Your instructions: Copy out all the lines where "Output" shows up.

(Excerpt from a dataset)
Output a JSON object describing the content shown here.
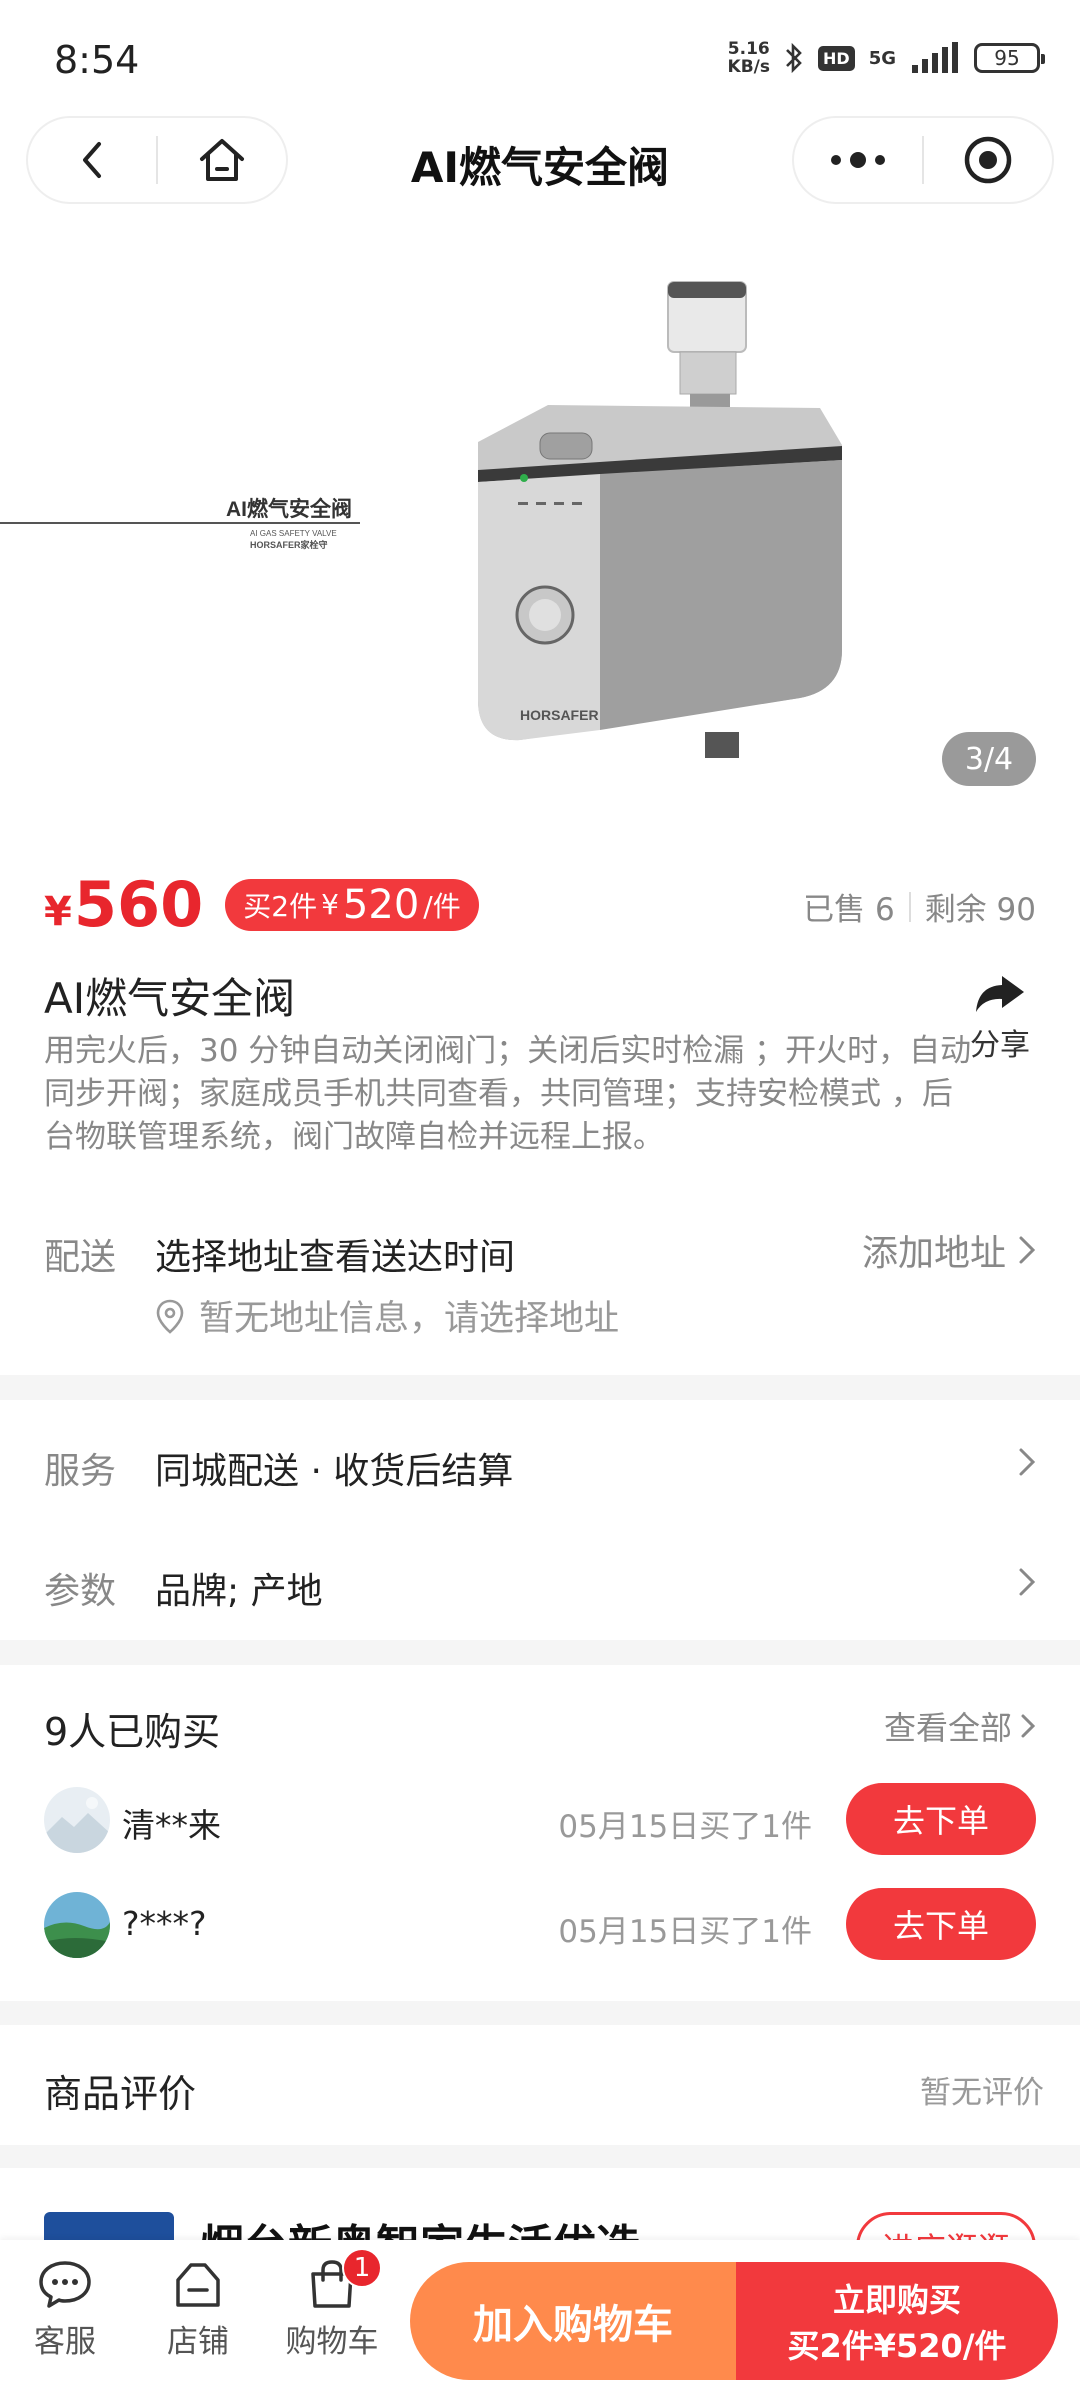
{
  "status_bar": {
    "time": "8:54",
    "net_speed_top": "5.16",
    "net_speed_bottom": "KB/s",
    "hd_label": "HD",
    "network": "5G",
    "battery": "95"
  },
  "nav": {
    "title": "AI燃气安全阀",
    "back_icon": "chevron-left-icon",
    "home_icon": "home-icon",
    "more_icon": "more-dots-icon",
    "target_icon": "target-icon"
  },
  "gallery": {
    "counter": "3/4",
    "banner_title": "AI燃气安全阀",
    "banner_sub": "AI GAS SAFETY VALVE",
    "banner_brand": "HORSAFER家栓守",
    "device_brand": "HORSAFER"
  },
  "price": {
    "symbol": "¥",
    "value": "560",
    "promo_prefix": "买2件",
    "promo_symbol": "¥",
    "promo_value": "520",
    "promo_suffix": "/件",
    "sold": "已售 6",
    "remaining": "剩余 90"
  },
  "product": {
    "name": "AI燃气安全阀",
    "share_label": "分享",
    "description": "用完火后，30 分钟自动关闭阀门；关闭后实时检漏 ；开火时，自动同步开阀；家庭成员手机共同查看，共同管理；支持安检模式 ，后台物联管理系统，阀门故障自检并远程上报。"
  },
  "delivery": {
    "label": "配送",
    "main": "选择地址查看送达时间",
    "add": "添加地址",
    "sub": "暂无地址信息，请选择地址"
  },
  "services": [
    {
      "label": "服务",
      "value": "同城配送 · 收货后结算"
    },
    {
      "label": "参数",
      "value": "品牌; 产地"
    }
  ],
  "buyers": {
    "title": "9人已购买",
    "view_all": "查看全部",
    "rows": [
      {
        "name": "清**来",
        "time": "05月15日买了1件",
        "button": "去下单"
      },
      {
        "name": "?***?",
        "time": "05月15日买了1件",
        "button": "去下单"
      }
    ]
  },
  "reviews": {
    "title": "商品评价",
    "status": "暂无评价"
  },
  "shop": {
    "name": "烟台新奥智家生活优选",
    "button": "进店逛逛"
  },
  "bottom_bar": {
    "tabs": [
      {
        "label": "客服",
        "icon": "chat-icon"
      },
      {
        "label": "店铺",
        "icon": "shop-icon"
      },
      {
        "label": "购物车",
        "icon": "cart-icon",
        "badge": "1"
      }
    ],
    "add_to_cart": "加入购物车",
    "buy_now_line1": "立即购买",
    "buy_now_line2": "买2件¥520/件"
  },
  "colors": {
    "accent_red": "#f2393d",
    "price_red": "#e8262d",
    "cart_orange": "#ff8a4c"
  }
}
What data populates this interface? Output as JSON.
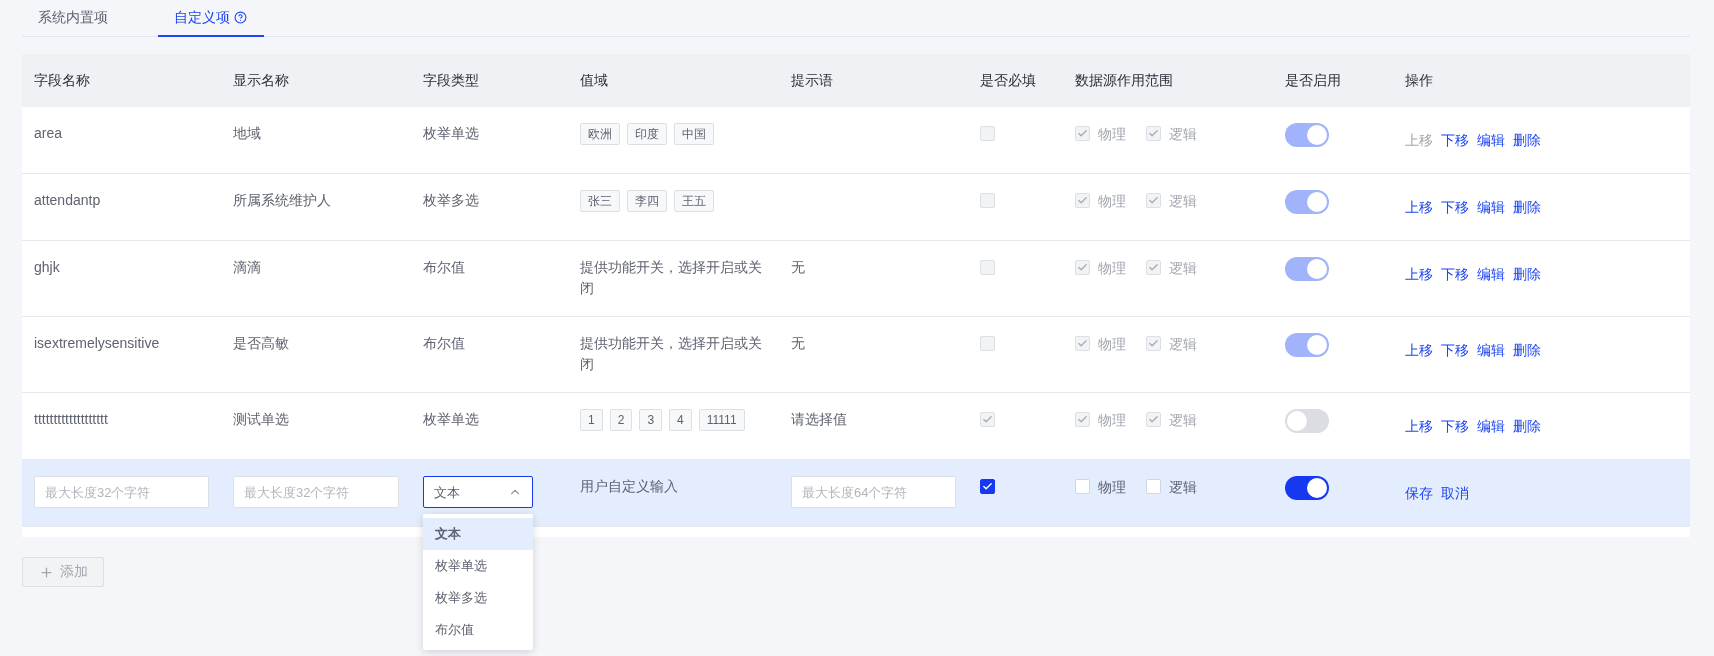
{
  "tabs": [
    {
      "label": "系统内置项",
      "selected": false,
      "help": false
    },
    {
      "label": "自定义项",
      "selected": true,
      "help": true
    }
  ],
  "table": {
    "columns": [
      "字段名称",
      "显示名称",
      "字段类型",
      "值域",
      "提示语",
      "是否必填",
      "数据源作用范围",
      "是否启用",
      "操作"
    ],
    "rows": [
      {
        "kind": "display",
        "field_name": "area",
        "display_name": "地域",
        "field_type": "枚举单选",
        "value_domain": {
          "kind": "tags",
          "tags": [
            "欧洲",
            "印度",
            "中国"
          ]
        },
        "hint": "",
        "required": {
          "checked": false,
          "disabled": true
        },
        "scope": [
          {
            "label": "物理",
            "checked": true,
            "disabled": true
          },
          {
            "label": "逻辑",
            "checked": true,
            "disabled": true
          }
        ],
        "enabled": {
          "on": true,
          "disabled": true
        },
        "actions": [
          {
            "label": "上移",
            "disabled": true
          },
          {
            "label": "下移",
            "disabled": false
          },
          {
            "label": "编辑",
            "disabled": false
          },
          {
            "label": "删除",
            "disabled": false
          }
        ]
      },
      {
        "kind": "display",
        "field_name": "attendantp",
        "display_name": "所属系统维护人",
        "field_type": "枚举多选",
        "value_domain": {
          "kind": "tags",
          "tags": [
            "张三",
            "李四",
            "王五"
          ]
        },
        "hint": "",
        "required": {
          "checked": false,
          "disabled": true
        },
        "scope": [
          {
            "label": "物理",
            "checked": true,
            "disabled": true
          },
          {
            "label": "逻辑",
            "checked": true,
            "disabled": true
          }
        ],
        "enabled": {
          "on": true,
          "disabled": true
        },
        "actions": [
          {
            "label": "上移",
            "disabled": false
          },
          {
            "label": "下移",
            "disabled": false
          },
          {
            "label": "编辑",
            "disabled": false
          },
          {
            "label": "删除",
            "disabled": false
          }
        ]
      },
      {
        "kind": "display",
        "field_name": "ghjk",
        "display_name": "滴滴",
        "field_type": "布尔值",
        "value_domain": {
          "kind": "text",
          "text": "提供功能开关，选择开启或关闭"
        },
        "hint": "无",
        "required": {
          "checked": false,
          "disabled": true
        },
        "scope": [
          {
            "label": "物理",
            "checked": true,
            "disabled": true
          },
          {
            "label": "逻辑",
            "checked": true,
            "disabled": true
          }
        ],
        "enabled": {
          "on": true,
          "disabled": true
        },
        "actions": [
          {
            "label": "上移",
            "disabled": false
          },
          {
            "label": "下移",
            "disabled": false
          },
          {
            "label": "编辑",
            "disabled": false
          },
          {
            "label": "删除",
            "disabled": false
          }
        ]
      },
      {
        "kind": "display",
        "field_name": "isextremelysensitive",
        "display_name": "是否高敏",
        "field_type": "布尔值",
        "value_domain": {
          "kind": "text",
          "text": "提供功能开关，选择开启或关闭"
        },
        "hint": "无",
        "required": {
          "checked": false,
          "disabled": true
        },
        "scope": [
          {
            "label": "物理",
            "checked": true,
            "disabled": true
          },
          {
            "label": "逻辑",
            "checked": true,
            "disabled": true
          }
        ],
        "enabled": {
          "on": true,
          "disabled": true
        },
        "actions": [
          {
            "label": "上移",
            "disabled": false
          },
          {
            "label": "下移",
            "disabled": false
          },
          {
            "label": "编辑",
            "disabled": false
          },
          {
            "label": "删除",
            "disabled": false
          }
        ]
      },
      {
        "kind": "display",
        "field_name": "ttttttttttttttttttt",
        "display_name": "测试单选",
        "field_type": "枚举单选",
        "value_domain": {
          "kind": "tags",
          "tags": [
            "1",
            "2",
            "3",
            "4",
            "11111"
          ]
        },
        "hint": "请选择值",
        "required": {
          "checked": true,
          "disabled": true
        },
        "scope": [
          {
            "label": "物理",
            "checked": true,
            "disabled": true
          },
          {
            "label": "逻辑",
            "checked": true,
            "disabled": true
          }
        ],
        "enabled": {
          "on": false,
          "disabled": true
        },
        "actions": [
          {
            "label": "上移",
            "disabled": false
          },
          {
            "label": "下移",
            "disabled": false
          },
          {
            "label": "编辑",
            "disabled": false
          },
          {
            "label": "删除",
            "disabled": false
          }
        ]
      },
      {
        "kind": "edit",
        "field_name": {
          "placeholder": "最大长度32个字符"
        },
        "display_name": {
          "placeholder": "最大长度32个字符"
        },
        "field_type": {
          "value": "文本",
          "expanded": true,
          "options": [
            {
              "label": "文本",
              "selected": true
            },
            {
              "label": "枚举单选",
              "selected": false
            },
            {
              "label": "枚举多选",
              "selected": false
            },
            {
              "label": "布尔值",
              "selected": false
            }
          ]
        },
        "value_domain": {
          "kind": "text",
          "text": "用户自定义输入"
        },
        "hint": {
          "placeholder": "最大长度64个字符"
        },
        "required": {
          "checked": true,
          "disabled": false
        },
        "scope": [
          {
            "label": "物理",
            "checked": false,
            "disabled": false
          },
          {
            "label": "逻辑",
            "checked": false,
            "disabled": false
          }
        ],
        "enabled": {
          "on": true,
          "disabled": false
        },
        "actions": [
          {
            "label": "保存",
            "disabled": false
          },
          {
            "label": "取消",
            "disabled": false
          }
        ]
      }
    ]
  },
  "add_button": {
    "label": "添加"
  }
}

Written answer:
Output a JSON object describing the content shown here.
What data populates this interface? Output as JSON.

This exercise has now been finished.